#### Given entries ####

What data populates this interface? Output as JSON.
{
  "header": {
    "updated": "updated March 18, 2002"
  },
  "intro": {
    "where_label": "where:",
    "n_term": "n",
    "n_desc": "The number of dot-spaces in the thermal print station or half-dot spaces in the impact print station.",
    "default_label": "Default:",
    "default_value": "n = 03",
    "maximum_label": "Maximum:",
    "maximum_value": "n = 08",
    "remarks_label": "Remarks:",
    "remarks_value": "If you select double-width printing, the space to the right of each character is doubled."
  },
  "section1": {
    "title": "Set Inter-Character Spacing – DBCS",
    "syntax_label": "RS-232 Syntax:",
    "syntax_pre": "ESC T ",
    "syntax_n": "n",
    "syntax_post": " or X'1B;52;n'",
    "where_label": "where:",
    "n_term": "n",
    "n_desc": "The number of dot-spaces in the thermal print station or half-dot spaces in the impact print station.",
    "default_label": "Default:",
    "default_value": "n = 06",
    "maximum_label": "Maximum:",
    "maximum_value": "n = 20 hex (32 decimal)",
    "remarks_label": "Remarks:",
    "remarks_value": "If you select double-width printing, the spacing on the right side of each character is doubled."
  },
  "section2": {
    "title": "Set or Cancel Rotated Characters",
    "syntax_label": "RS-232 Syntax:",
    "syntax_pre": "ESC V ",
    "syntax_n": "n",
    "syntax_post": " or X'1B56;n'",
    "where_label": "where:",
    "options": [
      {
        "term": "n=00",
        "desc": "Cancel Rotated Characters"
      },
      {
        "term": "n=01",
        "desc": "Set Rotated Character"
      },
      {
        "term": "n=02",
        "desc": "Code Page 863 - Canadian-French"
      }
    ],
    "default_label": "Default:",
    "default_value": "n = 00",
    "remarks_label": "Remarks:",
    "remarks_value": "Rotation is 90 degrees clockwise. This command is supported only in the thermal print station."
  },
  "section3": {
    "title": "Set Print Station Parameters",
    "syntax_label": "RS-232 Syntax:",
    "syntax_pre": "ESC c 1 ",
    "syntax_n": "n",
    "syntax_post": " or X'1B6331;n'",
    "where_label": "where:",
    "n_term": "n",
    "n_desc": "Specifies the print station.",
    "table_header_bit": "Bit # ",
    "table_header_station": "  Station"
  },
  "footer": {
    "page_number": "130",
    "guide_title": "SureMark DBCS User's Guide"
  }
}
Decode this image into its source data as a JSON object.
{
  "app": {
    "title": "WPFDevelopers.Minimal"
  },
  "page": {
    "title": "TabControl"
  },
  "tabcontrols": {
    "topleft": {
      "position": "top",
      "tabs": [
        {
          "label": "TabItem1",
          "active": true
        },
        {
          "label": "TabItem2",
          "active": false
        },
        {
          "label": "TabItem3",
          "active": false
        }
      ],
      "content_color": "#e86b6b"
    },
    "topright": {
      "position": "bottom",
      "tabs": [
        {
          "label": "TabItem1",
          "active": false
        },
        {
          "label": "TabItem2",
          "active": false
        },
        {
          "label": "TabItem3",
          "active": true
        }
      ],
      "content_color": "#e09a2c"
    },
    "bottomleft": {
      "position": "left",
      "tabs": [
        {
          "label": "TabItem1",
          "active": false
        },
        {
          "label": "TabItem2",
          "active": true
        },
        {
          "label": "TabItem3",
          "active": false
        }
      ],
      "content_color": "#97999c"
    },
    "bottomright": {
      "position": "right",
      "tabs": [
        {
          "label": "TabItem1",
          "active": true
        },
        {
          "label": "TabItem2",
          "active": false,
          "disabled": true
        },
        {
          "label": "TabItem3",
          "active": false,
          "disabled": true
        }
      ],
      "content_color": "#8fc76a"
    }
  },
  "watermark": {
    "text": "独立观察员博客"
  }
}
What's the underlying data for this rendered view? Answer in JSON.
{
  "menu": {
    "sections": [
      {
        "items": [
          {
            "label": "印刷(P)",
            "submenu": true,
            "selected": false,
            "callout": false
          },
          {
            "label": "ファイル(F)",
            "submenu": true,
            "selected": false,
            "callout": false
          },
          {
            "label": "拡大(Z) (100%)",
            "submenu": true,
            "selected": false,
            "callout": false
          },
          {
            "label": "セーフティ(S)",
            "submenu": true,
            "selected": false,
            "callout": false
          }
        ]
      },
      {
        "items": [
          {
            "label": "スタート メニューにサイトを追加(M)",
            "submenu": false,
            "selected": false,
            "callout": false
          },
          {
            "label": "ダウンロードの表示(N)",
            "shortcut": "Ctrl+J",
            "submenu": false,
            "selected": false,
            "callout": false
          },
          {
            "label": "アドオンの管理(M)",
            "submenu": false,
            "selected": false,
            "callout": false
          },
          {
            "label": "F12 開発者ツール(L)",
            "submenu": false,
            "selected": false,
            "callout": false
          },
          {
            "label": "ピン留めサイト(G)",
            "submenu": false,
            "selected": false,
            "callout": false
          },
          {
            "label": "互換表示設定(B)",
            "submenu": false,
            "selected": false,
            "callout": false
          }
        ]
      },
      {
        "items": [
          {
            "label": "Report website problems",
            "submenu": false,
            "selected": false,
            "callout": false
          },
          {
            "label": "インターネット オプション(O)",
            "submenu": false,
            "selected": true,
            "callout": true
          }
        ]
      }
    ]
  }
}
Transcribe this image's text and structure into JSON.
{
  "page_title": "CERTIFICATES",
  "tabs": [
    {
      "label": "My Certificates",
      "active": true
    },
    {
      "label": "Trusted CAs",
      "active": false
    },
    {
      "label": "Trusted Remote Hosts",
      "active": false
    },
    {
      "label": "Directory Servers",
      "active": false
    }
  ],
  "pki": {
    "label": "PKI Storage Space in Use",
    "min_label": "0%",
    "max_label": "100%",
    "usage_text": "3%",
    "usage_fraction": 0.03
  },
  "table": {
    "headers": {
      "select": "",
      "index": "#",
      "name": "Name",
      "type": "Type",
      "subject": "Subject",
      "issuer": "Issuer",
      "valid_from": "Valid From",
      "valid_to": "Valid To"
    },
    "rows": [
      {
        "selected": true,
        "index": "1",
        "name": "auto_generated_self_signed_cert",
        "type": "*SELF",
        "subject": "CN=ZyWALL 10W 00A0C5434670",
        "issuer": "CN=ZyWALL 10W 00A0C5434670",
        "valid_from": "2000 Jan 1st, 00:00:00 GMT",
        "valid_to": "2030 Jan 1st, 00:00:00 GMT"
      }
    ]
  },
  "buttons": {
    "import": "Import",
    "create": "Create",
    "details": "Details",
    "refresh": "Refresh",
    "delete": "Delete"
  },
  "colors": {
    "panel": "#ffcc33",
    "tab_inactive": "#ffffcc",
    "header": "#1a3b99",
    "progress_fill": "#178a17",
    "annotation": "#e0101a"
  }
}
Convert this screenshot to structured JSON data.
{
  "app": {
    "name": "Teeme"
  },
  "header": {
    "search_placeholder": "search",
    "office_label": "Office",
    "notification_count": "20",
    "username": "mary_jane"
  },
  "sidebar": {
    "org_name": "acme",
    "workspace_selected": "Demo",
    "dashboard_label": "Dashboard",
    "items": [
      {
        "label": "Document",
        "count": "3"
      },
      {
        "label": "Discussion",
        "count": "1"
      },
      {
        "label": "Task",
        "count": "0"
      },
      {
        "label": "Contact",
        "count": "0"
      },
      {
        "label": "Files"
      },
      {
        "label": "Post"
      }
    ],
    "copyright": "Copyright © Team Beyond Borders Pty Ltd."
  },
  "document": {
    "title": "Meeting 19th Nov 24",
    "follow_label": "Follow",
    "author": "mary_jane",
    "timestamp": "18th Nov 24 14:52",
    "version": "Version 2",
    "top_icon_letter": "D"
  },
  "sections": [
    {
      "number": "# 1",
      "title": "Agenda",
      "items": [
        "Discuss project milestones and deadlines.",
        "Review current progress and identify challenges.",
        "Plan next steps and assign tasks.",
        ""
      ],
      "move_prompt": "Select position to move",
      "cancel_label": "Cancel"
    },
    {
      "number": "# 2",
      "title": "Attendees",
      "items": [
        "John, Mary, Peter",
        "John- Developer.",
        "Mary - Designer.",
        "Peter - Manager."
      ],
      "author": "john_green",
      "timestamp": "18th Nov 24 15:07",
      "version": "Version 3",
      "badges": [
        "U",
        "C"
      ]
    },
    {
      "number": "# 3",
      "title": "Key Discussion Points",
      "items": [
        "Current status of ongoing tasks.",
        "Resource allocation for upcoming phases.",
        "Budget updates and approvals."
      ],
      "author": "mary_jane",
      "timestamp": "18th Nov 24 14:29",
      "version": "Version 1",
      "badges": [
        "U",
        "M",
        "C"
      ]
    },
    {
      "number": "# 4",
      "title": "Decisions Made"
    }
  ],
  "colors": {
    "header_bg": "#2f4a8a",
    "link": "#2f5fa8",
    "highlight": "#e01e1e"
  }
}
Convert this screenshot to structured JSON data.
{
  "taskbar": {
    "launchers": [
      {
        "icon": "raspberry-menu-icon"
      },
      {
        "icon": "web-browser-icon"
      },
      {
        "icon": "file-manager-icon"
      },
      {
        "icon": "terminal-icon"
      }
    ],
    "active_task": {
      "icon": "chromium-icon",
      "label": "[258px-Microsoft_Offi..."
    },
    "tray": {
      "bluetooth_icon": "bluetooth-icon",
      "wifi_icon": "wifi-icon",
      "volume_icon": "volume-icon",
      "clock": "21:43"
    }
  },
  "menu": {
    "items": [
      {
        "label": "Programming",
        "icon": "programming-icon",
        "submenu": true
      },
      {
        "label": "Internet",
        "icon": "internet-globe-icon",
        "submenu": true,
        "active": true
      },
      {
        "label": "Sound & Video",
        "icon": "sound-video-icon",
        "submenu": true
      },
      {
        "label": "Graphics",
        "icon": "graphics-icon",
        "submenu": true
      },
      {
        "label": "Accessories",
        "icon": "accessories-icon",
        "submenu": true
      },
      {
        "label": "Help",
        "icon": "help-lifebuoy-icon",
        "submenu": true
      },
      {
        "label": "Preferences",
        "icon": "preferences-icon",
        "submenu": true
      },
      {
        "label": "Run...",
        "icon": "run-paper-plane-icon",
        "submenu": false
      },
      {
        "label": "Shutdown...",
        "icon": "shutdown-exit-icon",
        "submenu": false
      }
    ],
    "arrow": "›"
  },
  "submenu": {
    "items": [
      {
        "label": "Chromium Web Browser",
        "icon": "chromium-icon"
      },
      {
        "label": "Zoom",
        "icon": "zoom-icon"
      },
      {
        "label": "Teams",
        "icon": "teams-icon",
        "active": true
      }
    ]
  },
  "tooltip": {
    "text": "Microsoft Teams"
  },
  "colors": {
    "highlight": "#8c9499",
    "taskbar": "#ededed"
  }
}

####

*Given instruction*
Gather from the entries above all lines that include the string "printing".

*Solution for this problem*
    "remarks_value": "If you select double-width printing, the space to the right of each character is doubled."
    "remarks_value": "If you select double-width printing, the spacing on the right side of each character is doubled."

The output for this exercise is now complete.